[start]

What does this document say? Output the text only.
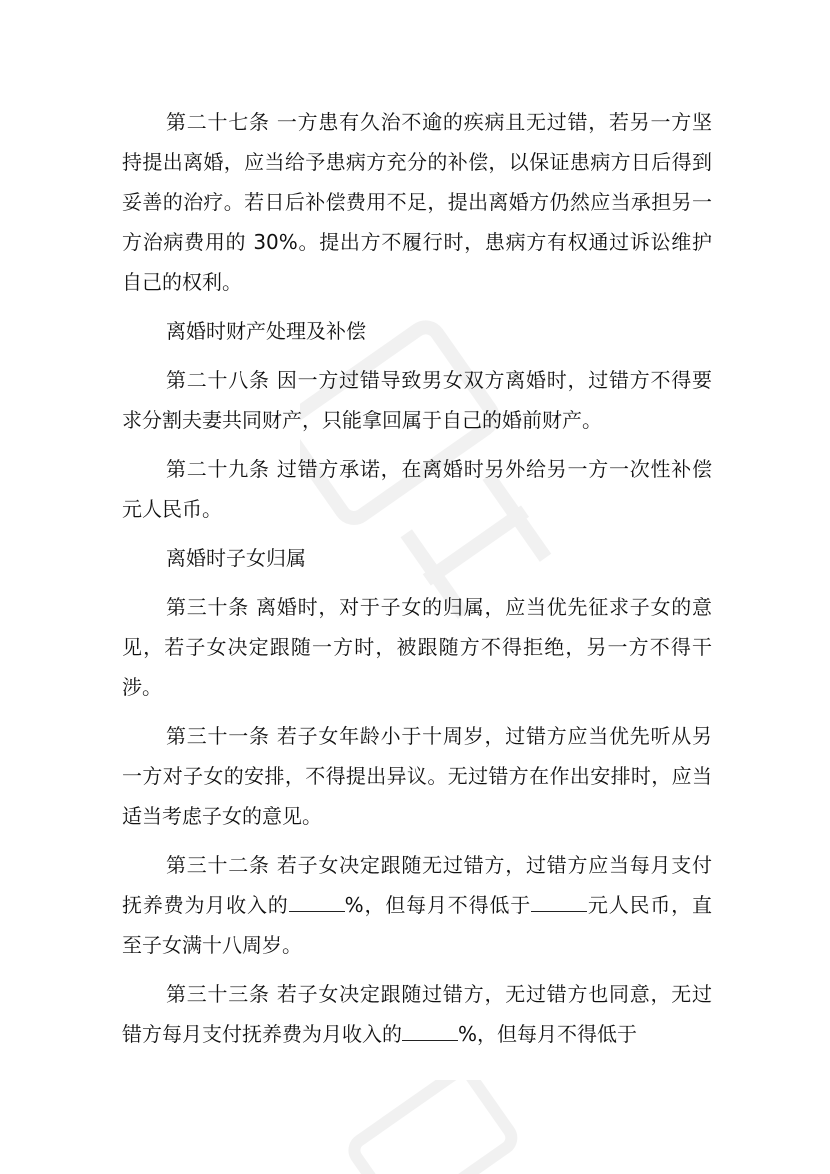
第二十七条 一方患有久治不逾的疾病且无过错，若另一方坚持提出离婚，应当给予患病方充分的补偿，以保证患病方日后得到妥善的治疗。若日后补偿费用不足，提出离婚方仍然应当承担另一方治病费用的 30%。提出方不履行时，患病方有权通过诉讼维护自己的权利。

离婚时财产处理及补偿

第二十八条 因一方过错导致男女双方离婚时，过错方不得要求分割夫妻共同财产，只能拿回属于自己的婚前财产。

第二十九条 过错方承诺，在离婚时另外给另一方一次性补偿 元人民币。

离婚时子女归属

第三十条 离婚时，对于子女的归属，应当优先征求子女的意见，若子女决定跟随一方时，被跟随方不得拒绝，另一方不得干涉。

第三十一条 若子女年龄小于十周岁，过错方应当优先听从另一方对子女的安排，不得提出异议。无过错方在作出安排时，应当适当考虑子女的意见。

第三十二条 若子女决定跟随无过错方，过错方应当每月支付抚养费为月收入的	%，但每月不得低于	元人民币，直至子女满十八周岁。

第三十三条 若子女决定跟随过错方，无过错方也同意，无过错方每月支付抚养费为月收入的	%，但每月不得低于
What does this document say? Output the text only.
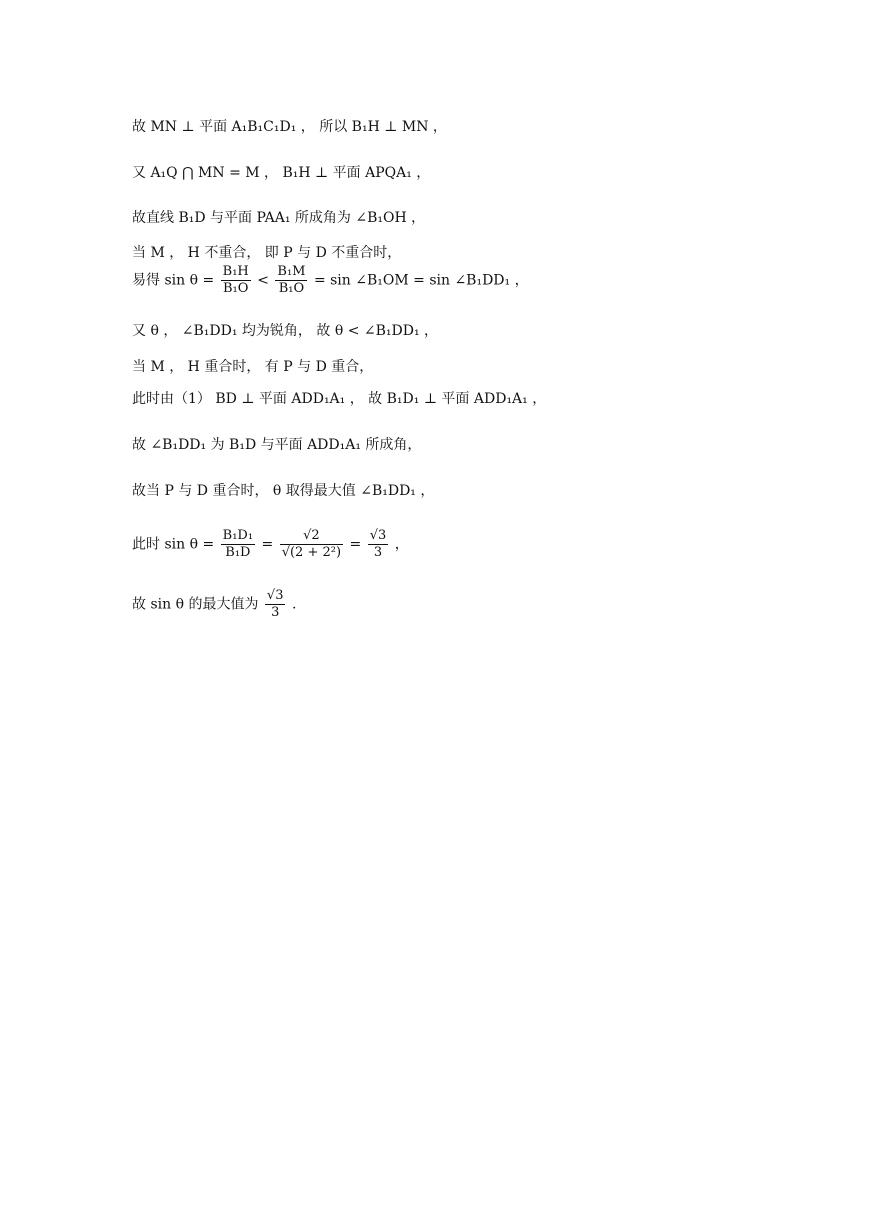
故 MN ⊥ 平面 A₁B₁C₁D₁ ， 所以 B₁H ⊥ MN ，
又 A₁Q ⋂ MN = M ， B₁H ⊥ 平面 APQA₁ ，
故直线 B₁D 与平面 PAA₁ 所成角为 ∠B₁OH ，
当 M ， H 不重合， 即 P 与 D 不重合时，
易得 $\sin \theta = \frac{\text{B₁H}}{\text{B₁O}} < \frac{\text{B₁M}}{\text{B₁O}} = \sin$ ∠B₁OM = sin ∠B₁DD₁ ，
又 θ ， ∠B₁DD₁ 均为锐角， 故 θ < ∠B₁DD₁ ，
当 M ， H 重合时， 有 P 与 D 重合，
此时由（1） BD ⊥ 平面 ADD₁A₁ ， 故 B₁D₁ ⊥ 平面 ADD₁A₁ ，
故 ∠B₁DD₁ 为 B₁D 与平面 ADD₁A₁ 所成角，
故当 P 与 D 重合时， θ 取得最大值 ∠B₁DD₁ ，
此时 $\sin \theta = \frac{\text{B₁D₁}}{\text{B₁D}} = \frac{√2}{\text{√(2 + 2²)}} = \frac{√3}{3}$ ，
故 sin θ 的最大值为 $\frac{√3}{3}$ .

[end]

[Set exercise] All of the lines above should be printed exactly, minus the pictures.

[Finished exercise]
What does this document say? Output the text only.
第二十七条 一方患有久治不逾的疾病且无过错，若另一方坚持提出离婚，应当给予患病方充分的补偿，以保证患病方日后得到妥善的治疗。若日后补偿费用不足，提出离婚方仍然应当承担另一方治病费用的 30%。提出方不履行时，患病方有权通过诉讼维护自己的权利。

离婚时财产处理及补偿

第二十八条 因一方过错导致男女双方离婚时，过错方不得要求分割夫妻共同财产，只能拿回属于自己的婚前财产。

第二十九条 过错方承诺，在离婚时另外给另一方一次性补偿 元人民币。

离婚时子女归属

第三十条 离婚时，对于子女的归属，应当优先征求子女的意见，若子女决定跟随一方时，被跟随方不得拒绝，另一方不得干涉。

第三十一条 若子女年龄小于十周岁，过错方应当优先听从另一方对子女的安排，不得提出异议。无过错方在作出安排时，应当适当考虑子女的意见。

第三十二条 若子女决定跟随无过错方，过错方应当每月支付抚养费为月收入的	%，但每月不得低于	元人民币，直至子女满十八周岁。

第三十三条 若子女决定跟随过错方，无过错方也同意，无过错方每月支付抚养费为月收入的	%，但每月不得低于
What does this document say? Output the text only.
故 MN ⊥ 平面 A₁B₁C₁D₁ ， 所以 B₁H ⊥ MN ，
又 A₁Q ⋂ MN = M ， B₁H ⊥ 平面 APQA₁ ，
故直线 B₁D 与平面 PAA₁ 所成角为 ∠B₁OH ，
当 M ， H 不重合， 即 P 与 D 不重合时，
易得 $\sin \theta = \frac{\text{B₁H}}{\text{B₁O}} < \frac{\text{B₁M}}{\text{B₁O}} = \sin$ ∠B₁OM = sin ∠B₁DD₁ ，
又 θ ， ∠B₁DD₁ 均为锐角， 故 θ < ∠B₁DD₁ ，
当 M ， H 重合时， 有 P 与 D 重合，
此时由（1） BD ⊥ 平面 ADD₁A₁ ， 故 B₁D₁ ⊥ 平面 ADD₁A₁ ，
故 ∠B₁DD₁ 为 B₁D 与平面 ADD₁A₁ 所成角，
故当 P 与 D 重合时， θ 取得最大值 ∠B₁DD₁ ，
此时 $\sin \theta = \frac{\text{B₁D₁}}{\text{B₁D}} = \frac{√2}{\text{√(2 + 2²)}} = \frac{√3}{3}$ ，
故 sin θ 的最大值为 $\frac{√3}{3}$ .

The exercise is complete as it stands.